Can the data below be set down again exactly, line for line?

[START RECORDS SUPPLIED]

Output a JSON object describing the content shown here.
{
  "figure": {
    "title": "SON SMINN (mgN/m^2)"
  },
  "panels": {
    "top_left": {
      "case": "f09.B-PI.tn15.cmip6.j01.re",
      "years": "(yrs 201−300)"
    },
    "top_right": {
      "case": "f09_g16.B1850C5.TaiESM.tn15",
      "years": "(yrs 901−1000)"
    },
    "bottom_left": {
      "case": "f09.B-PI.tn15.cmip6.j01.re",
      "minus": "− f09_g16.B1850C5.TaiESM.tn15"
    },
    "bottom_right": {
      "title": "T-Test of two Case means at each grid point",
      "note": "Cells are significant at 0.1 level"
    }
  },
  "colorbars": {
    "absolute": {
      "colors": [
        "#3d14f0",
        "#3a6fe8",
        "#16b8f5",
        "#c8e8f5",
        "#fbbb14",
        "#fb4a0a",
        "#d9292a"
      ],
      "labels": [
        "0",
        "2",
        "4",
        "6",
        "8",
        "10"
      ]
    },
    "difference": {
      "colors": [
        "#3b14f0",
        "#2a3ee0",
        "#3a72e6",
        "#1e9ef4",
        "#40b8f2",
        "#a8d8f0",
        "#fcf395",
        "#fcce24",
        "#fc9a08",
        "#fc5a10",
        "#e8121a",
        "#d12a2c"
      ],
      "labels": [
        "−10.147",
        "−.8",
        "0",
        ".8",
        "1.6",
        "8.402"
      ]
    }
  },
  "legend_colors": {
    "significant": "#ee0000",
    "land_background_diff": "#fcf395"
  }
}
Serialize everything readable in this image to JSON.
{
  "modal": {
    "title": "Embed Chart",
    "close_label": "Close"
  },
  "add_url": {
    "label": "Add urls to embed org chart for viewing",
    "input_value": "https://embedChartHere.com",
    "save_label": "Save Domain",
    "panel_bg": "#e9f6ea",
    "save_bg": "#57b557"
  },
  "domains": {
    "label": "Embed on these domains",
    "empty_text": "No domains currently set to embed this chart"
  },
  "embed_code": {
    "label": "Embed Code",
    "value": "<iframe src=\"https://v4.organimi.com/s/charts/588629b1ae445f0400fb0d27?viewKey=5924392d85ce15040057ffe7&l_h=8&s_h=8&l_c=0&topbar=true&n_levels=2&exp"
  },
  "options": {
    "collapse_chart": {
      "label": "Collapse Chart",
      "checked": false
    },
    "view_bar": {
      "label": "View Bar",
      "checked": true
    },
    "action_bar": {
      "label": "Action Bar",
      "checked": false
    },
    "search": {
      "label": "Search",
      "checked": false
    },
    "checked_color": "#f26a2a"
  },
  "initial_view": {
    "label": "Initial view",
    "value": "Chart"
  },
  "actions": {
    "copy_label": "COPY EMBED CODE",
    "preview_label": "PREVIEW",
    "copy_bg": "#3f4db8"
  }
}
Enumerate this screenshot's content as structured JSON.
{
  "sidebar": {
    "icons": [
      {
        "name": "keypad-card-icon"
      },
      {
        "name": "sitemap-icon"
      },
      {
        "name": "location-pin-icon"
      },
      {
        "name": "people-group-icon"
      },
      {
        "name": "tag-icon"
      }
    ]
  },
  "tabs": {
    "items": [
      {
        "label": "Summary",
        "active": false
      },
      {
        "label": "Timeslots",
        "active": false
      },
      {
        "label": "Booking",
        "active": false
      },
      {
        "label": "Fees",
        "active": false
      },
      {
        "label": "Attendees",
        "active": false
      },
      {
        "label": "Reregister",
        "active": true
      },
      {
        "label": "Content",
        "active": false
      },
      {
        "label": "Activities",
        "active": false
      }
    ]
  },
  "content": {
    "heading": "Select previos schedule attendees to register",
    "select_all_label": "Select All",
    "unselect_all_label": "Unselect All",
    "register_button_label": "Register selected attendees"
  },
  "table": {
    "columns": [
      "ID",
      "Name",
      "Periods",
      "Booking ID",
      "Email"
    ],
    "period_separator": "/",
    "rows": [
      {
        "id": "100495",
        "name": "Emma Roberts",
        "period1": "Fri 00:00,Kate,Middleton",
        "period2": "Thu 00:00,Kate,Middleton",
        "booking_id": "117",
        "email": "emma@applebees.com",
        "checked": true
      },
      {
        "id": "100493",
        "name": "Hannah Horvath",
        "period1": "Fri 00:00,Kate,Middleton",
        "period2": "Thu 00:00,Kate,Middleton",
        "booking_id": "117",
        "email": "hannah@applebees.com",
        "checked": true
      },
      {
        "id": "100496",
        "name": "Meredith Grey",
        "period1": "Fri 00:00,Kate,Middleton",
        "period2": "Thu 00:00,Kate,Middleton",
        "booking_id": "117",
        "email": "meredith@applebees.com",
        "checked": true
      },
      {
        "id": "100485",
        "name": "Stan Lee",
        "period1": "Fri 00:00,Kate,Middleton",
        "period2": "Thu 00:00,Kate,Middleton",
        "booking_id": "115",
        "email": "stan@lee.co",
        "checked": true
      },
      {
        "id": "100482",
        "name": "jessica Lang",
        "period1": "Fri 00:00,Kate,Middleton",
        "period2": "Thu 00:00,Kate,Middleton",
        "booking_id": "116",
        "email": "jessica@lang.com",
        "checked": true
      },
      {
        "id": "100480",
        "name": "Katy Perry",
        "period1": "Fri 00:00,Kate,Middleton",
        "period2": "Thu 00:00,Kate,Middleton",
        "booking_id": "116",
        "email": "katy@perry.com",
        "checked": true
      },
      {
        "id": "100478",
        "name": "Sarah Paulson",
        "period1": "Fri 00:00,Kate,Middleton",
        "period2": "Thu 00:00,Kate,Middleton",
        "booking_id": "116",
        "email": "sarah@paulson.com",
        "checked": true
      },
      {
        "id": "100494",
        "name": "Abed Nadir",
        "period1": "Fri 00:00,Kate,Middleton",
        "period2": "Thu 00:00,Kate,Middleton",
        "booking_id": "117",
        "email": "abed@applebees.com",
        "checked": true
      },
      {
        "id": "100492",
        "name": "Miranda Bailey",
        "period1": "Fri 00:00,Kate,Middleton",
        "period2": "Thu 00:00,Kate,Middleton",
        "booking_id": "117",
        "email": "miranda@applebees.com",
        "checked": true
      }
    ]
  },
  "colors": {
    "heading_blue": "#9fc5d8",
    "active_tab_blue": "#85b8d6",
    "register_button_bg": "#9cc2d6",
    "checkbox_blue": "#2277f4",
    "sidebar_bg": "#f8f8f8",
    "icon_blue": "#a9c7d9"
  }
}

[END RECORDS SUPPLIED]

ANSWER FOR THE TASK →
Output a JSON object describing the content shown here.
{
  "figure": {
    "title": "SON SMINN (mgN/m^2)"
  },
  "panels": {
    "top_left": {
      "case": "f09.B-PI.tn15.cmip6.j01.re",
      "years": "(yrs 201−300)"
    },
    "top_right": {
      "case": "f09_g16.B1850C5.TaiESM.tn15",
      "years": "(yrs 901−1000)"
    },
    "bottom_left": {
      "case": "f09.B-PI.tn15.cmip6.j01.re",
      "minus": "− f09_g16.B1850C5.TaiESM.tn15"
    },
    "bottom_right": {
      "title": "T-Test of two Case means at each grid point",
      "note": "Cells are significant at 0.1 level"
    }
  },
  "colorbars": {
    "absolute": {
      "colors": [
        "#3d14f0",
        "#3a6fe8",
        "#16b8f5",
        "#c8e8f5",
        "#fbbb14",
        "#fb4a0a",
        "#d9292a"
      ],
      "labels": [
        "0",
        "2",
        "4",
        "6",
        "8",
        "10"
      ]
    },
    "difference": {
      "colors": [
        "#3b14f0",
        "#2a3ee0",
        "#3a72e6",
        "#1e9ef4",
        "#40b8f2",
        "#a8d8f0",
        "#fcf395",
        "#fcce24",
        "#fc9a08",
        "#fc5a10",
        "#e8121a",
        "#d12a2c"
      ],
      "labels": [
        "−10.147",
        "−.8",
        "0",
        ".8",
        "1.6",
        "8.402"
      ]
    }
  },
  "legend_colors": {
    "significant": "#ee0000",
    "land_background_diff": "#fcf395"
  }
}
Serialize everything readable in this image to JSON.
{
  "modal": {
    "title": "Embed Chart",
    "close_label": "Close"
  },
  "add_url": {
    "label": "Add urls to embed org chart for viewing",
    "input_value": "https://embedChartHere.com",
    "save_label": "Save Domain",
    "panel_bg": "#e9f6ea",
    "save_bg": "#57b557"
  },
  "domains": {
    "label": "Embed on these domains",
    "empty_text": "No domains currently set to embed this chart"
  },
  "embed_code": {
    "label": "Embed Code",
    "value": "<iframe src=\"https://v4.organimi.com/s/charts/588629b1ae445f0400fb0d27?viewKey=5924392d85ce15040057ffe7&l_h=8&s_h=8&l_c=0&topbar=true&n_levels=2&exp"
  },
  "options": {
    "collapse_chart": {
      "label": "Collapse Chart",
      "checked": false
    },
    "view_bar": {
      "label": "View Bar",
      "checked": true
    },
    "action_bar": {
      "label": "Action Bar",
      "checked": false
    },
    "search": {
      "label": "Search",
      "checked": false
    },
    "checked_color": "#f26a2a"
  },
  "initial_view": {
    "label": "Initial view",
    "value": "Chart"
  },
  "actions": {
    "copy_label": "COPY EMBED CODE",
    "preview_label": "PREVIEW",
    "copy_bg": "#3f4db8"
  }
}
Enumerate this screenshot's content as structured JSON.
{
  "sidebar": {
    "icons": [
      {
        "name": "keypad-card-icon"
      },
      {
        "name": "sitemap-icon"
      },
      {
        "name": "location-pin-icon"
      },
      {
        "name": "people-group-icon"
      },
      {
        "name": "tag-icon"
      }
    ]
  },
  "tabs": {
    "items": [
      {
        "label": "Summary",
        "active": false
      },
      {
        "label": "Timeslots",
        "active": false
      },
      {
        "label": "Booking",
        "active": false
      },
      {
        "label": "Fees",
        "active": false
      },
      {
        "label": "Attendees",
        "active": false
      },
      {
        "label": "Reregister",
        "active": true
      },
      {
        "label": "Content",
        "active": false
      },
      {
        "label": "Activities",
        "active": false
      }
    ]
  },
  "content": {
    "heading": "Select previos schedule attendees to register",
    "select_all_label": "Select All",
    "unselect_all_label": "Unselect All",
    "register_button_label": "Register selected attendees"
  },
  "table": {
    "columns": [
      "ID",
      "Name",
      "Periods",
      "Booking ID",
      "Email"
    ],
    "period_separator": "/",
    "rows": [
      {
        "id": "100495",
        "name": "Emma Roberts",
        "period1": "Fri 00:00,Kate,Middleton",
        "period2": "Thu 00:00,Kate,Middleton",
        "booking_id": "117",
        "email": "emma@applebees.com",
        "checked": true
      },
      {
        "id": "100493",
        "name": "Hannah Horvath",
        "period1": "Fri 00:00,Kate,Middleton",
        "period2": "Thu 00:00,Kate,Middleton",
        "booking_id": "117",
        "email": "hannah@applebees.com",
        "checked": true
      },
      {
        "id": "100496",
        "name": "Meredith Grey",
        "period1": "Fri 00:00,Kate,Middleton",
        "period2": "Thu 00:00,Kate,Middleton",
        "booking_id": "117",
        "email": "meredith@applebees.com",
        "checked": true
      },
      {
        "id": "100485",
        "name": "Stan Lee",
        "period1": "Fri 00:00,Kate,Middleton",
        "period2": "Thu 00:00,Kate,Middleton",
        "booking_id": "115",
        "email": "stan@lee.co",
        "checked": true
      },
      {
        "id": "100482",
        "name": "jessica Lang",
        "period1": "Fri 00:00,Kate,Middleton",
        "period2": "Thu 00:00,Kate,Middleton",
        "booking_id": "116",
        "email": "jessica@lang.com",
        "checked": true
      },
      {
        "id": "100480",
        "name": "Katy Perry",
        "period1": "Fri 00:00,Kate,Middleton",
        "period2": "Thu 00:00,Kate,Middleton",
        "booking_id": "116",
        "email": "katy@perry.com",
        "checked": true
      },
      {
        "id": "100478",
        "name": "Sarah Paulson",
        "period1": "Fri 00:00,Kate,Middleton",
        "period2": "Thu 00:00,Kate,Middleton",
        "booking_id": "116",
        "email": "sarah@paulson.com",
        "checked": true
      },
      {
        "id": "100494",
        "name": "Abed Nadir",
        "period1": "Fri 00:00,Kate,Middleton",
        "period2": "Thu 00:00,Kate,Middleton",
        "booking_id": "117",
        "email": "abed@applebees.com",
        "checked": true
      },
      {
        "id": "100492",
        "name": "Miranda Bailey",
        "period1": "Fri 00:00,Kate,Middleton",
        "period2": "Thu 00:00,Kate,Middleton",
        "booking_id": "117",
        "email": "miranda@applebees.com",
        "checked": true
      }
    ]
  },
  "colors": {
    "heading_blue": "#9fc5d8",
    "active_tab_blue": "#85b8d6",
    "register_button_bg": "#9cc2d6",
    "checkbox_blue": "#2277f4",
    "sidebar_bg": "#f8f8f8",
    "icon_blue": "#a9c7d9"
  }
}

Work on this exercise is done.